Data records
○ ○ ○ ○ ○ ○ ○

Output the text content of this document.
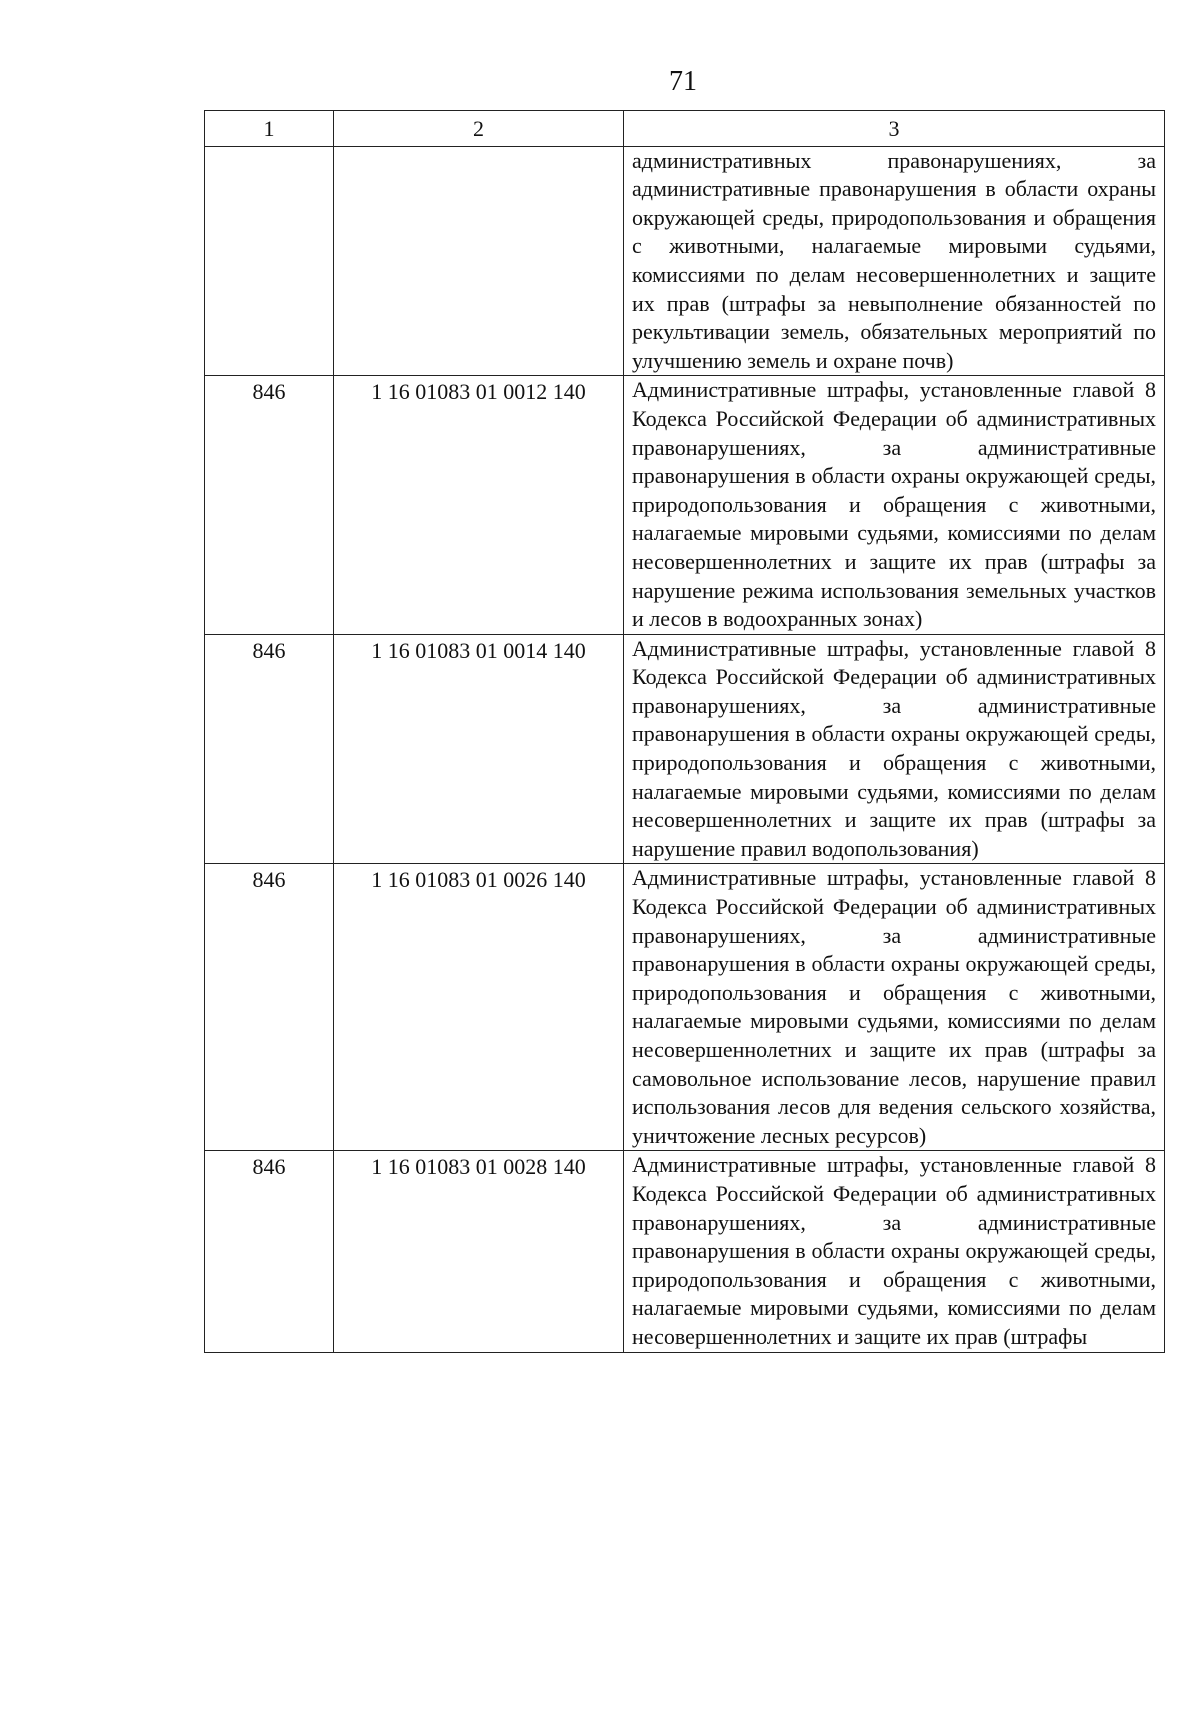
71
1	2	3
		административных правонарушениях, за административные правонарушения в области охраны окружающей среды, природопользования и обращения с животными, налагаемые мировыми судьями, комиссиями по делам несовершеннолетних и защите их прав (штрафы за невыполнение обязанностей по рекультивации земель, обязательных мероприятий по улучшению земель и охране почв)
846	1 16 01083 01 0012 140	Административные штрафы, установленные главой 8 Кодекса Российской Федерации об административных правонарушениях, за административные правонарушения в области охраны окружающей среды, природопользования и обращения с животными, налагаемые мировыми судьями, комиссиями по делам несовершеннолетних и защите их прав (штрафы за нарушение режима использования земельных участков и лесов в водоохранных зонах)
846	1 16 01083 01 0014 140	Административные штрафы, установленные главой 8 Кодекса Российской Федерации об административных правонарушениях, за административные правонарушения в области охраны окружающей среды, природопользования и обращения с животными, налагаемые мировыми судьями, комиссиями по делам несовершеннолетних и защите их прав (штрафы за нарушение правил водопользования)
846	1 16 01083 01 0026 140	Административные штрафы, установленные главой 8 Кодекса Российской Федерации об административных правонарушениях, за административные правонарушения в области охраны окружающей среды, природопользования и обращения с животными, налагаемые мировыми судьями, комиссиями по делам несовершеннолетних и защите их прав (штрафы за самовольное использование лесов, нарушение правил использования лесов для ведения сельского хозяйства, уничтожение лесных ресурсов)
846	1 16 01083 01 0028 140	Административные штрафы, установленные главой 8 Кодекса Российской Федерации об административных правонарушениях, за административные правонарушения в области охраны окружающей среды, природопользования и обращения с животными, налагаемые мировыми судьями, комиссиями по делам несовершеннолетних и защите их прав (штрафы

○ ○ ○ ○ ○ ○ ○

Set exercise ▸
The records above are to be restated exactly, without their pictures.

Answer to this problem ▸
Output the text content of this document.
71
1	2	3
		административных правонарушениях, за административные правонарушения в области охраны окружающей среды, природопользования и обращения с животными, налагаемые мировыми судьями, комиссиями по делам несовершеннолетних и защите их прав (штрафы за невыполнение обязанностей по рекультивации земель, обязательных мероприятий по улучшению земель и охране почв)
846	1 16 01083 01 0012 140	Административные штрафы, установленные главой 8 Кодекса Российской Федерации об административных правонарушениях, за административные правонарушения в области охраны окружающей среды, природопользования и обращения с животными, налагаемые мировыми судьями, комиссиями по делам несовершеннолетних и защите их прав (штрафы за нарушение режима использования земельных участков и лесов в водоохранных зонах)
846	1 16 01083 01 0014 140	Административные штрафы, установленные главой 8 Кодекса Российской Федерации об административных правонарушениях, за административные правонарушения в области охраны окружающей среды, природопользования и обращения с животными, налагаемые мировыми судьями, комиссиями по делам несовершеннолетних и защите их прав (штрафы за нарушение правил водопользования)
846	1 16 01083 01 0026 140	Административные штрафы, установленные главой 8 Кодекса Российской Федерации об административных правонарушениях, за административные правонарушения в области охраны окружающей среды, природопользования и обращения с животными, налагаемые мировыми судьями, комиссиями по делам несовершеннолетних и защите их прав (штрафы за самовольное использование лесов, нарушение правил использования лесов для ведения сельского хозяйства, уничтожение лесных ресурсов)
846	1 16 01083 01 0028 140	Административные штрафы, установленные главой 8 Кодекса Российской Федерации об административных правонарушениях, за административные правонарушения в области охраны окружающей среды, природопользования и обращения с животными, налагаемые мировыми судьями, комиссиями по делам несовершеннолетних и защите их прав (штрафы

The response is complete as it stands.